| Task goal |
Would you return all of this data exactly, leaving nothing out?

>> START Input

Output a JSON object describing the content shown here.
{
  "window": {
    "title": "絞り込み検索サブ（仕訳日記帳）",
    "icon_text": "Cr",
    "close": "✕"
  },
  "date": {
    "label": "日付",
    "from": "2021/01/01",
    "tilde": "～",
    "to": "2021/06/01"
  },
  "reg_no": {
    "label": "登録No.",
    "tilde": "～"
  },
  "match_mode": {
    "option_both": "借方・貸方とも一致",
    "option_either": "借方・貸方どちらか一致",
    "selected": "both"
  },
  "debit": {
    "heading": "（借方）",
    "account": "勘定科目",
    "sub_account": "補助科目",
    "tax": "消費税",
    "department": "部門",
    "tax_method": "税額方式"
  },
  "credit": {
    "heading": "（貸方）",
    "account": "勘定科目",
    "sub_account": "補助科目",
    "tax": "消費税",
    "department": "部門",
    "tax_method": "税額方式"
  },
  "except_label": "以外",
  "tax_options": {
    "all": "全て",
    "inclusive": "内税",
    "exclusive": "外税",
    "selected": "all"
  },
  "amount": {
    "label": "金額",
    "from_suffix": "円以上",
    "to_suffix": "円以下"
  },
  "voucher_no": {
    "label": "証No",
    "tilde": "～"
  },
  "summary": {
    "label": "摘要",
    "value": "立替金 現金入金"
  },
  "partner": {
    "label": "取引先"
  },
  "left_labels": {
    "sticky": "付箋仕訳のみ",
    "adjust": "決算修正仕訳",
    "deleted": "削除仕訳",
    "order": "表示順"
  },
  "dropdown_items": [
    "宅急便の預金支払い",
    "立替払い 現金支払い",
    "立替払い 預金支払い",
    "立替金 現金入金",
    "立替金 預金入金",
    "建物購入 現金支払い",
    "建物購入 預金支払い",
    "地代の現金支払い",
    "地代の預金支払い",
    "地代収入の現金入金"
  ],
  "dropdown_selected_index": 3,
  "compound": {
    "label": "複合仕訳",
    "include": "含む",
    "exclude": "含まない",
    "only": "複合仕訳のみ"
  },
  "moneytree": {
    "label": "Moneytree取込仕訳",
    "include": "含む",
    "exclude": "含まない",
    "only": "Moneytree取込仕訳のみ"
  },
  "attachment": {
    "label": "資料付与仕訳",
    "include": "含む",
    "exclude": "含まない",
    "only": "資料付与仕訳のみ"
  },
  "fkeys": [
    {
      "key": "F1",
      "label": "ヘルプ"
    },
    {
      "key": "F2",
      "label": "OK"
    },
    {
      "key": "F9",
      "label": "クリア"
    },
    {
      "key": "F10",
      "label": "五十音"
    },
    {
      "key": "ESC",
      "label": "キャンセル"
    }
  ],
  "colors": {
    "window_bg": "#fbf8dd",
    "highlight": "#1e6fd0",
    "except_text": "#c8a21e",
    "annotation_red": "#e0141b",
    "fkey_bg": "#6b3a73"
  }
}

>> END Input

| Reply |
Output a JSON object describing the content shown here.
{
  "window": {
    "title": "絞り込み検索サブ（仕訳日記帳）",
    "icon_text": "Cr",
    "close": "✕"
  },
  "date": {
    "label": "日付",
    "from": "2021/01/01",
    "tilde": "～",
    "to": "2021/06/01"
  },
  "reg_no": {
    "label": "登録No.",
    "tilde": "～"
  },
  "match_mode": {
    "option_both": "借方・貸方とも一致",
    "option_either": "借方・貸方どちらか一致",
    "selected": "both"
  },
  "debit": {
    "heading": "（借方）",
    "account": "勘定科目",
    "sub_account": "補助科目",
    "tax": "消費税",
    "department": "部門",
    "tax_method": "税額方式"
  },
  "credit": {
    "heading": "（貸方）",
    "account": "勘定科目",
    "sub_account": "補助科目",
    "tax": "消費税",
    "department": "部門",
    "tax_method": "税額方式"
  },
  "except_label": "以外",
  "tax_options": {
    "all": "全て",
    "inclusive": "内税",
    "exclusive": "外税",
    "selected": "all"
  },
  "amount": {
    "label": "金額",
    "from_suffix": "円以上",
    "to_suffix": "円以下"
  },
  "voucher_no": {
    "label": "証No",
    "tilde": "～"
  },
  "summary": {
    "label": "摘要",
    "value": "立替金 現金入金"
  },
  "partner": {
    "label": "取引先"
  },
  "left_labels": {
    "sticky": "付箋仕訳のみ",
    "adjust": "決算修正仕訳",
    "deleted": "削除仕訳",
    "order": "表示順"
  },
  "dropdown_items": [
    "宅急便の預金支払い",
    "立替払い 現金支払い",
    "立替払い 預金支払い",
    "立替金 現金入金",
    "立替金 預金入金",
    "建物購入 現金支払い",
    "建物購入 預金支払い",
    "地代の現金支払い",
    "地代の預金支払い",
    "地代収入の現金入金"
  ],
  "dropdown_selected_index": 3,
  "compound": {
    "label": "複合仕訳",
    "include": "含む",
    "exclude": "含まない",
    "only": "複合仕訳のみ"
  },
  "moneytree": {
    "label": "Moneytree取込仕訳",
    "include": "含む",
    "exclude": "含まない",
    "only": "Moneytree取込仕訳のみ"
  },
  "attachment": {
    "label": "資料付与仕訳",
    "include": "含む",
    "exclude": "含まない",
    "only": "資料付与仕訳のみ"
  },
  "fkeys": [
    {
      "key": "F1",
      "label": "ヘルプ"
    },
    {
      "key": "F2",
      "label": "OK"
    },
    {
      "key": "F9",
      "label": "クリア"
    },
    {
      "key": "F10",
      "label": "五十音"
    },
    {
      "key": "ESC",
      "label": "キャンセル"
    }
  ],
  "colors": {
    "window_bg": "#fbf8dd",
    "highlight": "#1e6fd0",
    "except_text": "#c8a21e",
    "annotation_red": "#e0141b",
    "fkey_bg": "#6b3a73"
  }
}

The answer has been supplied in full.